练习
接着这段讲用深度学习分析医学影像的文字往下写。

文本段落
- - - -

下面列举了一些案例。图中红色部分是被疟疾侵入的细胞,用肉眼很难看出来。每天要看这么多膜片,统计被入侵红血球的数量,是一项非常繁琐的工作。这项工作需要专家来做,但在非洲和拉丁美洲的偏远农村,根本不可能找到这方面的专家。所以我们希望通过这种方法,让电脑自动完成这些工作。
再看一个脑肿瘤病理切片分析的例子,脑肿瘤病理切片分析也是一项庞大的工作。一个肿瘤被切除后,需要知道切片中的肿瘤属于哪一类,这决定了你的预后处理方式,是观察、化疗,还是放射性治疗。病理医生需要看切片然后给出建议,这中间存在着两大挑战——分类和切割。
一般病理图片非常大,2014年已经有了深度学习系统,我们当时决定,不管分类还是切割都用深度学习的方法来做。深度学习不需要涉及特征,而是通过机器学习的方法学习特征。我们用到的是迁移学习的方法,也就是说,特征不是在病理切片等医学影像上训练,而是在ImageNet上训练出来的。虽然如此,这个神经网络还是可以抽取病理图像的信息,把它送入分类器并分析出来。

- - - -

给定数据

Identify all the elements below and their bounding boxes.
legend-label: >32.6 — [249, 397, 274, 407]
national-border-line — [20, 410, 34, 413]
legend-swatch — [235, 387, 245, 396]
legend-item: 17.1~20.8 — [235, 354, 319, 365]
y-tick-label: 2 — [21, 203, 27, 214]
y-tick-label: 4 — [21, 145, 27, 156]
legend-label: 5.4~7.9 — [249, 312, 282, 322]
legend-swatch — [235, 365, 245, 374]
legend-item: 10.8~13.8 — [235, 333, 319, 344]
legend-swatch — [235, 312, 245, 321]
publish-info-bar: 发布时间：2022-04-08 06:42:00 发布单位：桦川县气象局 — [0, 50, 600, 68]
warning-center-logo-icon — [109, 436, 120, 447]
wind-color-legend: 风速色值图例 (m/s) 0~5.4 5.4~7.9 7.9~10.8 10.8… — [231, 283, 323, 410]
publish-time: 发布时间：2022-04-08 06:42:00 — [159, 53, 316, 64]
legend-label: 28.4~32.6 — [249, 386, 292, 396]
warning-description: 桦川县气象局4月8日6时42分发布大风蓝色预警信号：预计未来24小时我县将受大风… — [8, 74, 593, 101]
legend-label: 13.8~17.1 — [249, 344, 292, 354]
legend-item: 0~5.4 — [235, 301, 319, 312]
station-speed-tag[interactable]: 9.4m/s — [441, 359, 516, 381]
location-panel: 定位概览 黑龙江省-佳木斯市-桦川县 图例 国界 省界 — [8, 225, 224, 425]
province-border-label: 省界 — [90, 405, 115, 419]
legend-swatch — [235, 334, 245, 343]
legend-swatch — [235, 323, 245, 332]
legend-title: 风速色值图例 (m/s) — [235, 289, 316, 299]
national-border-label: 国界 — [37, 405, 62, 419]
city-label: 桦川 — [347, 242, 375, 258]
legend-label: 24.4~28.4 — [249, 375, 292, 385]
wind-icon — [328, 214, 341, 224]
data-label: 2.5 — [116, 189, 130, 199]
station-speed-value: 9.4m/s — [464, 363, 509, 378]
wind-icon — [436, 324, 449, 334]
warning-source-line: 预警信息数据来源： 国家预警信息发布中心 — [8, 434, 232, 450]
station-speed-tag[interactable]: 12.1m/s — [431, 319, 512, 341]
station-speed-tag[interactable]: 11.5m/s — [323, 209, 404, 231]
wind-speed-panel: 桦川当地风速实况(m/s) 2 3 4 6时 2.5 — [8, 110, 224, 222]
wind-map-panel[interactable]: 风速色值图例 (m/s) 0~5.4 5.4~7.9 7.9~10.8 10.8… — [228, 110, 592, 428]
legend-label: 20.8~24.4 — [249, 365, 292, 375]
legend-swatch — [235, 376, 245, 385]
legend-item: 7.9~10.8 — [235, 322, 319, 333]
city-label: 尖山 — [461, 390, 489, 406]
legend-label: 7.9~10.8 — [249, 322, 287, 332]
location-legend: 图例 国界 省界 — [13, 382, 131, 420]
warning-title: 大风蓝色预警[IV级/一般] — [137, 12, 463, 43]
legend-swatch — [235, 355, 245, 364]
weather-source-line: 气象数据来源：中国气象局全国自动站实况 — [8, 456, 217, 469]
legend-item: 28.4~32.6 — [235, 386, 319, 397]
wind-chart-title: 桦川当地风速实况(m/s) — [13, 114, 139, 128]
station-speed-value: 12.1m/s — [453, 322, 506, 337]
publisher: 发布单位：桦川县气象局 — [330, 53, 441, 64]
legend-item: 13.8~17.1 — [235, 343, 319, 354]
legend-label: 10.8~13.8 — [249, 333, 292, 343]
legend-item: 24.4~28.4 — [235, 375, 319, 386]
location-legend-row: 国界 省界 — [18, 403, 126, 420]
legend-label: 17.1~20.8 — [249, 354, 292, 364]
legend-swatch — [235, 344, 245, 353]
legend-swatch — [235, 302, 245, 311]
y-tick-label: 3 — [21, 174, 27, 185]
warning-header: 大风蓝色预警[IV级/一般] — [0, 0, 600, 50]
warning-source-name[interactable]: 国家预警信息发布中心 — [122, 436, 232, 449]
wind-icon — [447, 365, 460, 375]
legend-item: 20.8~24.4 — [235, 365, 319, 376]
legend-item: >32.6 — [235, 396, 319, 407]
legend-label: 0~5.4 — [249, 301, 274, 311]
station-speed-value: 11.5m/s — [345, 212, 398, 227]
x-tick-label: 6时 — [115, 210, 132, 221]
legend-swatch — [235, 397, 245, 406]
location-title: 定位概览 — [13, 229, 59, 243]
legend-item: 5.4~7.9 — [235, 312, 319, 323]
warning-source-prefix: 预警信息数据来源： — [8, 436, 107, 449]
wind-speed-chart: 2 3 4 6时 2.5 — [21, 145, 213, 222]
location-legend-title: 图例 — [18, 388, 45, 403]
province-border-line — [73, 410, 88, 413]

- - - -

练习结果
下图是我们2014年用这种方法获得的结果,不管在分类还是切割上都排名第一。当时深度学习刚刚出来,我们在这个课题第一次使用了深度学习,而后面几名都没用,可见当时深度学习的效果。
作为一家平台公司,微软需要跟不同领域的专家和企业合作,才能更大程度地发挥人工智能等前沿技术的价值。
下图介绍了我们和英国剑桥医院的医生合作的一个关于图像分割的项目。假如一个脑肿瘤患者要做放射性治疗,第一步要把肿瘤分割出来,甚至还要标出一些正常部位,比如管视觉或听觉的部位。通过这种方法让放射性治疗更精准,避免误伤其他细胞。
我曾经问做放射性治疗的医生,做这件事情要花多长时间。他回答说,这件工作挺复杂的,可能需要30分钟左右。我又问,如果病人是你的母亲,你会花多长时间。他回答说,这种情况可能要花三个小时。大家都是人,为什么会有这种差别?这表明,很多情况下医生无法花那么长时间细致地做这件事。所以,我们希望利用人工智能和机器学习,帮助医生更高效地完成工作。
再看一个微软与印度合作的案例。我们和印度一家做眼底设备的企业合作,检测视网膜上的糖网病变,做早期筛查,评估病变的严重程度。目前全世界有超过20个国家在使用这家企业的设备,治愈了超过20万名病患。美国FDA不久前刚刚批准了这类应用。我相信国内也有很多合作伙伴在做这类事情。我的看法是,这种技术多多益善。
我们还和印度另一家机构合作,分析病人是不是有近视,会不会转化成严重近视,以及是否会出现视网膜脱落等。这家机构有很多小孩子在不同年纪拍摄的眼底照片。我们基于这些照片进行机器学习,用算法检测他的眼部疾病是否会继续恶化。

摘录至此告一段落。